** START OF Information given **

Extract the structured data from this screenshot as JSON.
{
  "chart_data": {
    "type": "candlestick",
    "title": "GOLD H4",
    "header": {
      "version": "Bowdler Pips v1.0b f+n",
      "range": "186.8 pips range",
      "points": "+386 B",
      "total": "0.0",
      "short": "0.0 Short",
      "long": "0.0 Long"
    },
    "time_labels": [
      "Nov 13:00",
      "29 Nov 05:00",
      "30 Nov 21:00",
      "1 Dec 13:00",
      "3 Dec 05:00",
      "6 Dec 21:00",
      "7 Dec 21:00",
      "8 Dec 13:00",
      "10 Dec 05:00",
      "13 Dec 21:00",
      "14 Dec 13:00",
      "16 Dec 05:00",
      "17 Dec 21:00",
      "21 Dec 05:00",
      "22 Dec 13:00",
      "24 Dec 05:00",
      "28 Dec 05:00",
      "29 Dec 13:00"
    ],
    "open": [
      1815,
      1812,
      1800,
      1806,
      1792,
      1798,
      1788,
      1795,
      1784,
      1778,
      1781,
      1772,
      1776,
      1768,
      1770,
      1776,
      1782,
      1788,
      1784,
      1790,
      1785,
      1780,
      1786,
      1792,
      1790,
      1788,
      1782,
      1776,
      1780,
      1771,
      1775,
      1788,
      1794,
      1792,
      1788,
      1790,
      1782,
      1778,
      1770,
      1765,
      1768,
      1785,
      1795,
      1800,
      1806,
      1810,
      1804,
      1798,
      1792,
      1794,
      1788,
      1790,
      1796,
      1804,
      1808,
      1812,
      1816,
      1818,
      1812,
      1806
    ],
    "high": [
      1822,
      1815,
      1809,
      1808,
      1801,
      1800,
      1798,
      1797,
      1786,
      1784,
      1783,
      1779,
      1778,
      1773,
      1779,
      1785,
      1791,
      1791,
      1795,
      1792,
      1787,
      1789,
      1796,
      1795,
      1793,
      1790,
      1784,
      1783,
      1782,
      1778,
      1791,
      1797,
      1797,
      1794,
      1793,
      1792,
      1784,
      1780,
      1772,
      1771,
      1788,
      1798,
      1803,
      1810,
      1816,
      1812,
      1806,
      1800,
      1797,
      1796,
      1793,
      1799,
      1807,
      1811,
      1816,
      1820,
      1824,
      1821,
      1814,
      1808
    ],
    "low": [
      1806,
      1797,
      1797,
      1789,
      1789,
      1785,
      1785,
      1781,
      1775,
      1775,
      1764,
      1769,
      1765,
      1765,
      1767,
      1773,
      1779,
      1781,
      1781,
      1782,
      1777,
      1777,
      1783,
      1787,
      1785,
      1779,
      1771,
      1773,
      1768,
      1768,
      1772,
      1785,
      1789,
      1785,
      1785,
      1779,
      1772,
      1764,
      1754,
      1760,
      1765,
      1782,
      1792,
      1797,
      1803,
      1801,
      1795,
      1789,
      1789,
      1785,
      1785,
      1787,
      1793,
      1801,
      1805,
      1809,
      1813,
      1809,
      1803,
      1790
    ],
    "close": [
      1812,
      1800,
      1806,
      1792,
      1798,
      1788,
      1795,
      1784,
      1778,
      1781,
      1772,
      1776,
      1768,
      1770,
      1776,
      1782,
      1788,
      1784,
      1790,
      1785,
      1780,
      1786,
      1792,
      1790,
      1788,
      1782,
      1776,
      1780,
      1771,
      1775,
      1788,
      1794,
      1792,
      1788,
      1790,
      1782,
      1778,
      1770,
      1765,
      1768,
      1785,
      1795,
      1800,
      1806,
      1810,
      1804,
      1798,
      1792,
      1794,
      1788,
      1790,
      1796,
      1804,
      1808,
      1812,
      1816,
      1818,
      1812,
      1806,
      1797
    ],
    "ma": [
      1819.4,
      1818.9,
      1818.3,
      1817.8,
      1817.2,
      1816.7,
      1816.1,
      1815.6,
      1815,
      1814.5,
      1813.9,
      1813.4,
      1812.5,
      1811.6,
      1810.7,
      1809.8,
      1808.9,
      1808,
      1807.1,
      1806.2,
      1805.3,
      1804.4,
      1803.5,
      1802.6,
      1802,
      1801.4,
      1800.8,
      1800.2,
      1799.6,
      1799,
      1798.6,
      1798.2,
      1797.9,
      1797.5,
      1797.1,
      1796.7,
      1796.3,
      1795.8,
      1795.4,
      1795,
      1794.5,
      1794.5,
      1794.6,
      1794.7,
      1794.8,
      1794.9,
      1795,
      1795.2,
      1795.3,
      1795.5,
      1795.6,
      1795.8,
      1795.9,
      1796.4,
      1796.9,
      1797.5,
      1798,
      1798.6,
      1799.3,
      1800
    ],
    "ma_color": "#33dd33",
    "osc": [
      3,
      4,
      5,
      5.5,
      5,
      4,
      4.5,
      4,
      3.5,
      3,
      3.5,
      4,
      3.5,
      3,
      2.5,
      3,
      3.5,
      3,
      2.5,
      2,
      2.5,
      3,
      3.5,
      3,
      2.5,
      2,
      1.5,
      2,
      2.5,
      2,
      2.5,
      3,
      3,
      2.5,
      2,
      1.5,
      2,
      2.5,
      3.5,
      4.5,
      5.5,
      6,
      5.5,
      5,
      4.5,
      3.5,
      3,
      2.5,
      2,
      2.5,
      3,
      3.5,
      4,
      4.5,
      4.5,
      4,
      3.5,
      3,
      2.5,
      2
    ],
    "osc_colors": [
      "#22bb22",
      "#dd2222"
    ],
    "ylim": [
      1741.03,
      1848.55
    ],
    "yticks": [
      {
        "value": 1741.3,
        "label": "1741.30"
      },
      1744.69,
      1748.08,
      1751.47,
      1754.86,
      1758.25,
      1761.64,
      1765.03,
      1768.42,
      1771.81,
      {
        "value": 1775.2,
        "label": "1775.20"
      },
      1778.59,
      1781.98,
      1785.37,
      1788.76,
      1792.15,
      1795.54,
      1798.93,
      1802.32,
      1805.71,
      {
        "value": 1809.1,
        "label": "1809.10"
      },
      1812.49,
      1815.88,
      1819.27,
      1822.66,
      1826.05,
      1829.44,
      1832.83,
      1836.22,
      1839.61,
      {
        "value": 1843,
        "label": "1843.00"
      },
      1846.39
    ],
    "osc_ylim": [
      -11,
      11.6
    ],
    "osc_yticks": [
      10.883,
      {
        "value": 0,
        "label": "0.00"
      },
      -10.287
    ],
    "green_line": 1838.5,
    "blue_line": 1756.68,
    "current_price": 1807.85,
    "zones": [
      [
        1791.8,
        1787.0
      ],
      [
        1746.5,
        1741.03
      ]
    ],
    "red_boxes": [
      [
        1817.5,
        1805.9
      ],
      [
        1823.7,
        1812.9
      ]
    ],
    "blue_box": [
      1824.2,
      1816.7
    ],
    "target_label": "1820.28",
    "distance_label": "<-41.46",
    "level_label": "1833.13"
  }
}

** END OF Information given **

**Description of the task:**
Type out all of the material again, word for word.

**Final answer:**
Extract the structured data from this screenshot as JSON.
{
  "chart_data": {
    "type": "candlestick",
    "title": "GOLD H4",
    "header": {
      "version": "Bowdler Pips v1.0b f+n",
      "range": "186.8 pips range",
      "points": "+386 B",
      "total": "0.0",
      "short": "0.0 Short",
      "long": "0.0 Long"
    },
    "time_labels": [
      "Nov 13:00",
      "29 Nov 05:00",
      "30 Nov 21:00",
      "1 Dec 13:00",
      "3 Dec 05:00",
      "6 Dec 21:00",
      "7 Dec 21:00",
      "8 Dec 13:00",
      "10 Dec 05:00",
      "13 Dec 21:00",
      "14 Dec 13:00",
      "16 Dec 05:00",
      "17 Dec 21:00",
      "21 Dec 05:00",
      "22 Dec 13:00",
      "24 Dec 05:00",
      "28 Dec 05:00",
      "29 Dec 13:00"
    ],
    "open": [
      1815,
      1812,
      1800,
      1806,
      1792,
      1798,
      1788,
      1795,
      1784,
      1778,
      1781,
      1772,
      1776,
      1768,
      1770,
      1776,
      1782,
      1788,
      1784,
      1790,
      1785,
      1780,
      1786,
      1792,
      1790,
      1788,
      1782,
      1776,
      1780,
      1771,
      1775,
      1788,
      1794,
      1792,
      1788,
      1790,
      1782,
      1778,
      1770,
      1765,
      1768,
      1785,
      1795,
      1800,
      1806,
      1810,
      1804,
      1798,
      1792,
      1794,
      1788,
      1790,
      1796,
      1804,
      1808,
      1812,
      1816,
      1818,
      1812,
      1806
    ],
    "high": [
      1822,
      1815,
      1809,
      1808,
      1801,
      1800,
      1798,
      1797,
      1786,
      1784,
      1783,
      1779,
      1778,
      1773,
      1779,
      1785,
      1791,
      1791,
      1795,
      1792,
      1787,
      1789,
      1796,
      1795,
      1793,
      1790,
      1784,
      1783,
      1782,
      1778,
      1791,
      1797,
      1797,
      1794,
      1793,
      1792,
      1784,
      1780,
      1772,
      1771,
      1788,
      1798,
      1803,
      1810,
      1816,
      1812,
      1806,
      1800,
      1797,
      1796,
      1793,
      1799,
      1807,
      1811,
      1816,
      1820,
      1824,
      1821,
      1814,
      1808
    ],
    "low": [
      1806,
      1797,
      1797,
      1789,
      1789,
      1785,
      1785,
      1781,
      1775,
      1775,
      1764,
      1769,
      1765,
      1765,
      1767,
      1773,
      1779,
      1781,
      1781,
      1782,
      1777,
      1777,
      1783,
      1787,
      1785,
      1779,
      1771,
      1773,
      1768,
      1768,
      1772,
      1785,
      1789,
      1785,
      1785,
      1779,
      1772,
      1764,
      1754,
      1760,
      1765,
      1782,
      1792,
      1797,
      1803,
      1801,
      1795,
      1789,
      1789,
      1785,
      1785,
      1787,
      1793,
      1801,
      1805,
      1809,
      1813,
      1809,
      1803,
      1790
    ],
    "close": [
      1812,
      1800,
      1806,
      1792,
      1798,
      1788,
      1795,
      1784,
      1778,
      1781,
      1772,
      1776,
      1768,
      1770,
      1776,
      1782,
      1788,
      1784,
      1790,
      1785,
      1780,
      1786,
      1792,
      1790,
      1788,
      1782,
      1776,
      1780,
      1771,
      1775,
      1788,
      1794,
      1792,
      1788,
      1790,
      1782,
      1778,
      1770,
      1765,
      1768,
      1785,
      1795,
      1800,
      1806,
      1810,
      1804,
      1798,
      1792,
      1794,
      1788,
      1790,
      1796,
      1804,
      1808,
      1812,
      1816,
      1818,
      1812,
      1806,
      1797
    ],
    "ma": [
      1819.4,
      1818.9,
      1818.3,
      1817.8,
      1817.2,
      1816.7,
      1816.1,
      1815.6,
      1815,
      1814.5,
      1813.9,
      1813.4,
      1812.5,
      1811.6,
      1810.7,
      1809.8,
      1808.9,
      1808,
      1807.1,
      1806.2,
      1805.3,
      1804.4,
      1803.5,
      1802.6,
      1802,
      1801.4,
      1800.8,
      1800.2,
      1799.6,
      1799,
      1798.6,
      1798.2,
      1797.9,
      1797.5,
      1797.1,
      1796.7,
      1796.3,
      1795.8,
      1795.4,
      1795,
      1794.5,
      1794.5,
      1794.6,
      1794.7,
      1794.8,
      1794.9,
      1795,
      1795.2,
      1795.3,
      1795.5,
      1795.6,
      1795.8,
      1795.9,
      1796.4,
      1796.9,
      1797.5,
      1798,
      1798.6,
      1799.3,
      1800
    ],
    "ma_color": "#33dd33",
    "osc": [
      3,
      4,
      5,
      5.5,
      5,
      4,
      4.5,
      4,
      3.5,
      3,
      3.5,
      4,
      3.5,
      3,
      2.5,
      3,
      3.5,
      3,
      2.5,
      2,
      2.5,
      3,
      3.5,
      3,
      2.5,
      2,
      1.5,
      2,
      2.5,
      2,
      2.5,
      3,
      3,
      2.5,
      2,
      1.5,
      2,
      2.5,
      3.5,
      4.5,
      5.5,
      6,
      5.5,
      5,
      4.5,
      3.5,
      3,
      2.5,
      2,
      2.5,
      3,
      3.5,
      4,
      4.5,
      4.5,
      4,
      3.5,
      3,
      2.5,
      2
    ],
    "osc_colors": [
      "#22bb22",
      "#dd2222"
    ],
    "ylim": [
      1741.03,
      1848.55
    ],
    "yticks": [
      {
        "value": 1741.3,
        "label": "1741.30"
      },
      1744.69,
      1748.08,
      1751.47,
      1754.86,
      1758.25,
      1761.64,
      1765.03,
      1768.42,
      1771.81,
      {
        "value": 1775.2,
        "label": "1775.20"
      },
      1778.59,
      1781.98,
      1785.37,
      1788.76,
      1792.15,
      1795.54,
      1798.93,
      1802.32,
      1805.71,
      {
        "value": 1809.1,
        "label": "1809.10"
      },
      1812.49,
      1815.88,
      1819.27,
      1822.66,
      1826.05,
      1829.44,
      1832.83,
      1836.22,
      1839.61,
      {
        "value": 1843,
        "label": "1843.00"
      },
      1846.39
    ],
    "osc_ylim": [
      -11,
      11.6
    ],
    "osc_yticks": [
      10.883,
      {
        "value": 0,
        "label": "0.00"
      },
      -10.287
    ],
    "green_line": 1838.5,
    "blue_line": 1756.68,
    "current_price": 1807.85,
    "zones": [
      [
        1791.8,
        1787.0
      ],
      [
        1746.5,
        1741.03
      ]
    ],
    "red_boxes": [
      [
        1817.5,
        1805.9
      ],
      [
        1823.7,
        1812.9
      ]
    ],
    "blue_box": [
      1824.2,
      1816.7
    ],
    "target_label": "1820.28",
    "distance_label": "<-41.46",
    "level_label": "1833.13"
  }
}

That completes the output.